*Material shown:*

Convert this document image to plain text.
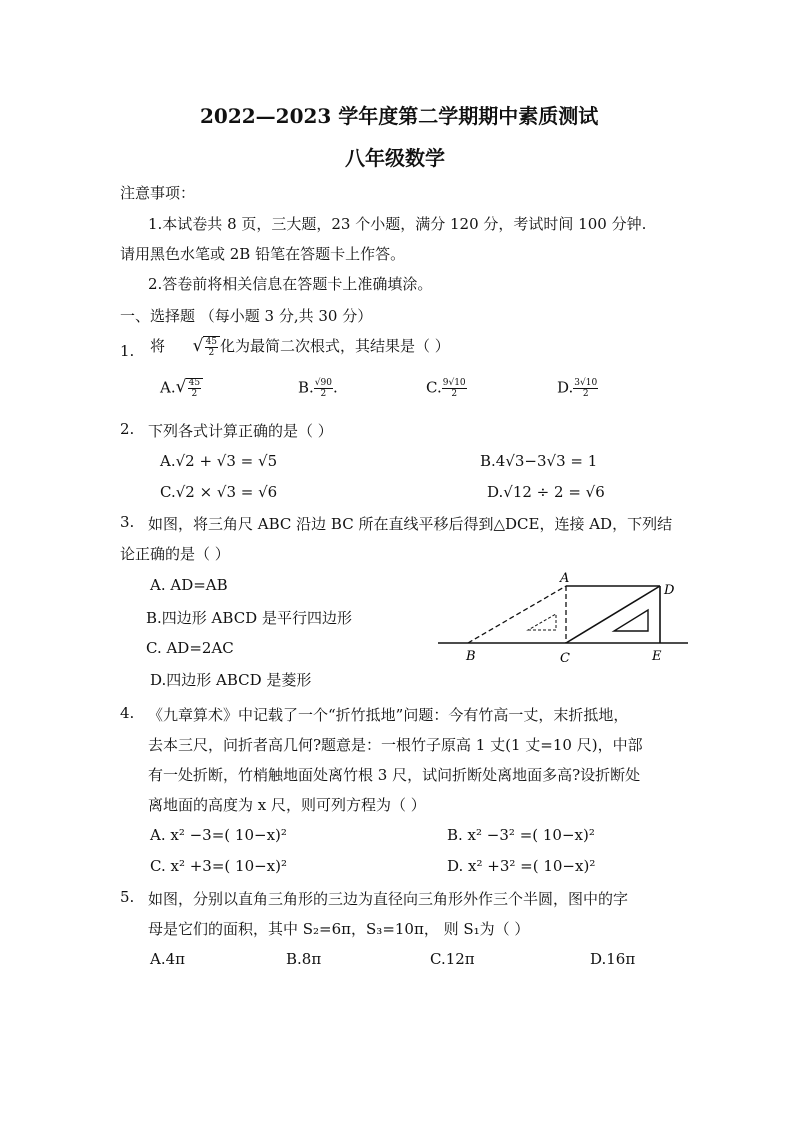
2022—2023 学年度第二学期期中素质测试
八年级数学
注意事项：
1.本试卷共 8 页，三大题，23 个小题，满分 120 分，考试时间 100 分钟.
请用黑色水笔或 2B 铅笔在答题卡上作答。
2.答卷前将相关信息在答题卡上准确填涂。
一、选择题 （每小题 3 分,共 30 分）
1. 将	√ $\frac{45}{2}$ 化为最简二次根式，其结果是（ ）
A. √ $\frac{45}{2}$	B. $\frac{√90}{2}$ .	C. $\frac{9√10}{2}$	D. $\frac{3√10}{2}$
2. 下列各式计算正确的是（ ）
A.√2 + √3 = √5	B.4√3−3√3 = 1
C.√2 × √3 = √6	D.√12 ÷ 2 = √6
3. 如图，将三角尺 ABC 沿边 BC 所在直线平移后得到△DCE，连接 AD，下列结
论正确的是（ ）
A. AD=AB
B.四边形 ABCD 是平行四边形
C. AD=2AC
D.四边形 ABCD 是菱形
A
B	C
D
E
4. 《九章算术》中记载了一个“折竹抵地”问题：今有竹高一丈，末折抵地，
去本三尺，问折者高几何?题意是：一根竹子原高 1 丈(1 丈=10 尺)，中部
有一处折断，竹梢触地面处离竹根 3 尺，试问折断处离地面多高?设折断处
离地面的高度为 x 尺，则可列方程为（ ）
A. x² −3=( 10−x)²	B. x² −3² =( 10−x)²
C. x² +3=( 10−x)²	D. x² +3² =( 10−x)²
5. 如图，分别以直角三角形的三边为直径向三角形外作三个半圆，图中的字
母是它们的面积，其中 S₂=6π，S₃=10π， 则 S₁为（ ）
A.4π	B.8π	C.12π	D.16π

*Stated exercise:* All of the material above should be reproduced exactly, except the pictures.

*Solved problem:*
Convert this document image to plain text.
2022—2023 学年度第二学期期中素质测试
八年级数学
注意事项：
1.本试卷共 8 页，三大题，23 个小题，满分 120 分，考试时间 100 分钟.
请用黑色水笔或 2B 铅笔在答题卡上作答。
2.答卷前将相关信息在答题卡上准确填涂。
一、选择题 （每小题 3 分,共 30 分）
1. 将	√ $\frac{45}{2}$ 化为最简二次根式，其结果是（ ）
A. √ $\frac{45}{2}$	B. $\frac{√90}{2}$ .	C. $\frac{9√10}{2}$	D. $\frac{3√10}{2}$
2. 下列各式计算正确的是（ ）
A.√2 + √3 = √5	B.4√3−3√3 = 1
C.√2 × √3 = √6	D.√12 ÷ 2 = √6
3. 如图，将三角尺 ABC 沿边 BC 所在直线平移后得到△DCE，连接 AD，下列结
论正确的是（ ）
A. AD=AB
B.四边形 ABCD 是平行四边形
C. AD=2AC
D.四边形 ABCD 是菱形
A
B	C
D
E
4. 《九章算术》中记载了一个“折竹抵地”问题：今有竹高一丈，末折抵地，
去本三尺，问折者高几何?题意是：一根竹子原高 1 丈(1 丈=10 尺)，中部
有一处折断，竹梢触地面处离竹根 3 尺，试问折断处离地面多高?设折断处
离地面的高度为 x 尺，则可列方程为（ ）
A. x² −3=( 10−x)²	B. x² −3² =( 10−x)²
C. x² +3=( 10−x)²	D. x² +3² =( 10−x)²
5. 如图，分别以直角三角形的三边为直径向三角形外作三个半圆，图中的字
母是它们的面积，其中 S₂=6π，S₃=10π， 则 S₁为（ ）
A.4π	B.8π	C.12π	D.16π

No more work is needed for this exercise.